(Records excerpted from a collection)
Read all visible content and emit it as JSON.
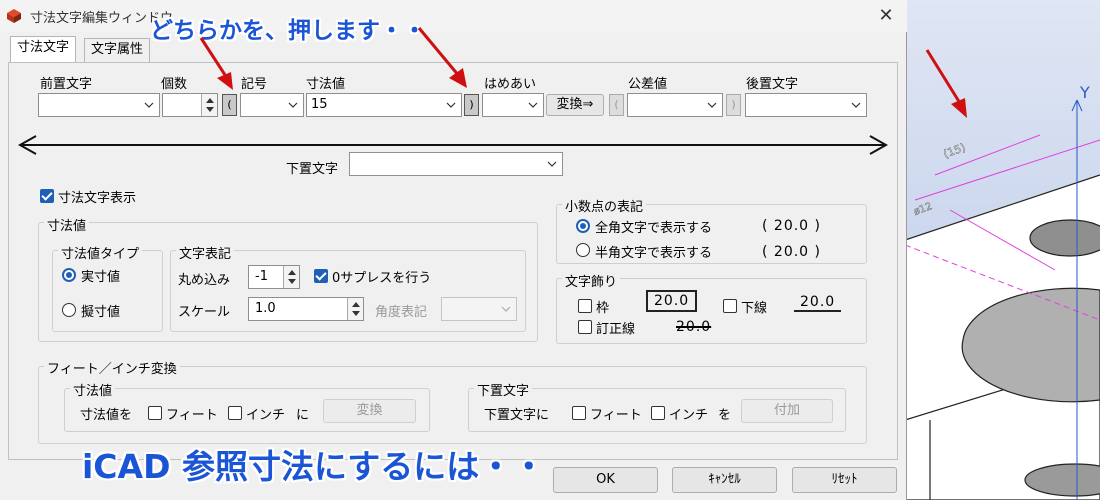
{
  "window": {
    "title": "寸法文字編集ウィンドウ",
    "close": "✕",
    "icon": "app-icon",
    "accent": "#1f5fb8"
  },
  "tabs": [
    {
      "label": "寸法文字",
      "active": true
    },
    {
      "label": "文字属性",
      "active": false
    }
  ],
  "top_row": {
    "prefix": {
      "label": "前置文字",
      "value": ""
    },
    "count": {
      "label": "個数",
      "value": ""
    },
    "bracket_left": "(",
    "symbol": {
      "label": "記号",
      "value": ""
    },
    "dim_value": {
      "label": "寸法値",
      "value": "15"
    },
    "bracket_right": ")",
    "fit": {
      "label": "はめあい",
      "value": ""
    },
    "convert_button": "変換⇒",
    "tol_bracket_left": "(",
    "tolerance": {
      "label": "公差値",
      "value": ""
    },
    "tol_bracket_right": ")",
    "suffix": {
      "label": "後置文字",
      "value": ""
    }
  },
  "under_text": {
    "label": "下置文字",
    "value": ""
  },
  "show_dim_text": {
    "label": "寸法文字表示",
    "checked": true
  },
  "dim_value_group": {
    "title": "寸法値",
    "type_group": {
      "title": "寸法値タイプ",
      "options": [
        {
          "label": "実寸値",
          "selected": true
        },
        {
          "label": "擬寸値",
          "selected": false
        }
      ]
    },
    "text_group": {
      "title": "文字表記",
      "rounding": {
        "label": "丸め込み",
        "value": "-1"
      },
      "zero_suppress": {
        "label": "0サプレスを行う",
        "checked": true
      },
      "scale": {
        "label": "スケール",
        "value": "1.0"
      },
      "angle": {
        "label": "角度表記",
        "value": ""
      }
    }
  },
  "decimal_group": {
    "title": "小数点の表記",
    "options": [
      {
        "label": "全角文字で表示する",
        "sample": "( 20.0 )",
        "selected": true
      },
      {
        "label": "半角文字で表示する",
        "sample": "( 20.0 )",
        "selected": false
      }
    ]
  },
  "decoration_group": {
    "title": "文字飾り",
    "frame": {
      "label": "枠",
      "checked": false,
      "sample": "20.0"
    },
    "underline": {
      "label": "下線",
      "checked": false,
      "sample": "20.0"
    },
    "strike": {
      "label": "訂正線",
      "checked": false,
      "sample": "20.0"
    }
  },
  "feet_inch": {
    "title": "フィート／インチ変換",
    "dim_value": {
      "title": "寸法値",
      "prefix": "寸法値を",
      "feet": "フィート",
      "inch": "インチ",
      "suffix": "に",
      "button": "変換"
    },
    "under_text": {
      "title": "下置文字",
      "prefix": "下置文字に",
      "feet": "フィート",
      "inch": "インチ",
      "suffix": "を",
      "button": "付加"
    }
  },
  "footer": {
    "ok": "OK",
    "cancel": "ｷｬﾝｾﾙ",
    "reset": "ﾘｾｯﾄ"
  },
  "annotations": {
    "top": "どちらかを、押します・・",
    "bottom": "iCAD 参照寸法にするには・・",
    "color": "#1a55d6",
    "arrow_color": "#d01010"
  },
  "viewport": {
    "axis_label": "Y",
    "dim_text_1": "(15)",
    "dim_text_2": "ø12"
  }
}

Work to complete:
Return the full material word for word. Do not include the pictures.

Output:
Read all visible content and emit it as JSON.
{
  "window": {
    "title": "寸法文字編集ウィンドウ",
    "close": "✕",
    "icon": "app-icon",
    "accent": "#1f5fb8"
  },
  "tabs": [
    {
      "label": "寸法文字",
      "active": true
    },
    {
      "label": "文字属性",
      "active": false
    }
  ],
  "top_row": {
    "prefix": {
      "label": "前置文字",
      "value": ""
    },
    "count": {
      "label": "個数",
      "value": ""
    },
    "bracket_left": "(",
    "symbol": {
      "label": "記号",
      "value": ""
    },
    "dim_value": {
      "label": "寸法値",
      "value": "15"
    },
    "bracket_right": ")",
    "fit": {
      "label": "はめあい",
      "value": ""
    },
    "convert_button": "変換⇒",
    "tol_bracket_left": "(",
    "tolerance": {
      "label": "公差値",
      "value": ""
    },
    "tol_bracket_right": ")",
    "suffix": {
      "label": "後置文字",
      "value": ""
    }
  },
  "under_text": {
    "label": "下置文字",
    "value": ""
  },
  "show_dim_text": {
    "label": "寸法文字表示",
    "checked": true
  },
  "dim_value_group": {
    "title": "寸法値",
    "type_group": {
      "title": "寸法値タイプ",
      "options": [
        {
          "label": "実寸値",
          "selected": true
        },
        {
          "label": "擬寸値",
          "selected": false
        }
      ]
    },
    "text_group": {
      "title": "文字表記",
      "rounding": {
        "label": "丸め込み",
        "value": "-1"
      },
      "zero_suppress": {
        "label": "0サプレスを行う",
        "checked": true
      },
      "scale": {
        "label": "スケール",
        "value": "1.0"
      },
      "angle": {
        "label": "角度表記",
        "value": ""
      }
    }
  },
  "decimal_group": {
    "title": "小数点の表記",
    "options": [
      {
        "label": "全角文字で表示する",
        "sample": "( 20.0 )",
        "selected": true
      },
      {
        "label": "半角文字で表示する",
        "sample": "( 20.0 )",
        "selected": false
      }
    ]
  },
  "decoration_group": {
    "title": "文字飾り",
    "frame": {
      "label": "枠",
      "checked": false,
      "sample": "20.0"
    },
    "underline": {
      "label": "下線",
      "checked": false,
      "sample": "20.0"
    },
    "strike": {
      "label": "訂正線",
      "checked": false,
      "sample": "20.0"
    }
  },
  "feet_inch": {
    "title": "フィート／インチ変換",
    "dim_value": {
      "title": "寸法値",
      "prefix": "寸法値を",
      "feet": "フィート",
      "inch": "インチ",
      "suffix": "に",
      "button": "変換"
    },
    "under_text": {
      "title": "下置文字",
      "prefix": "下置文字に",
      "feet": "フィート",
      "inch": "インチ",
      "suffix": "を",
      "button": "付加"
    }
  },
  "footer": {
    "ok": "OK",
    "cancel": "ｷｬﾝｾﾙ",
    "reset": "ﾘｾｯﾄ"
  },
  "annotations": {
    "top": "どちらかを、押します・・",
    "bottom": "iCAD 参照寸法にするには・・",
    "color": "#1a55d6",
    "arrow_color": "#d01010"
  },
  "viewport": {
    "axis_label": "Y",
    "dim_text_1": "(15)",
    "dim_text_2": "ø12"
  }
}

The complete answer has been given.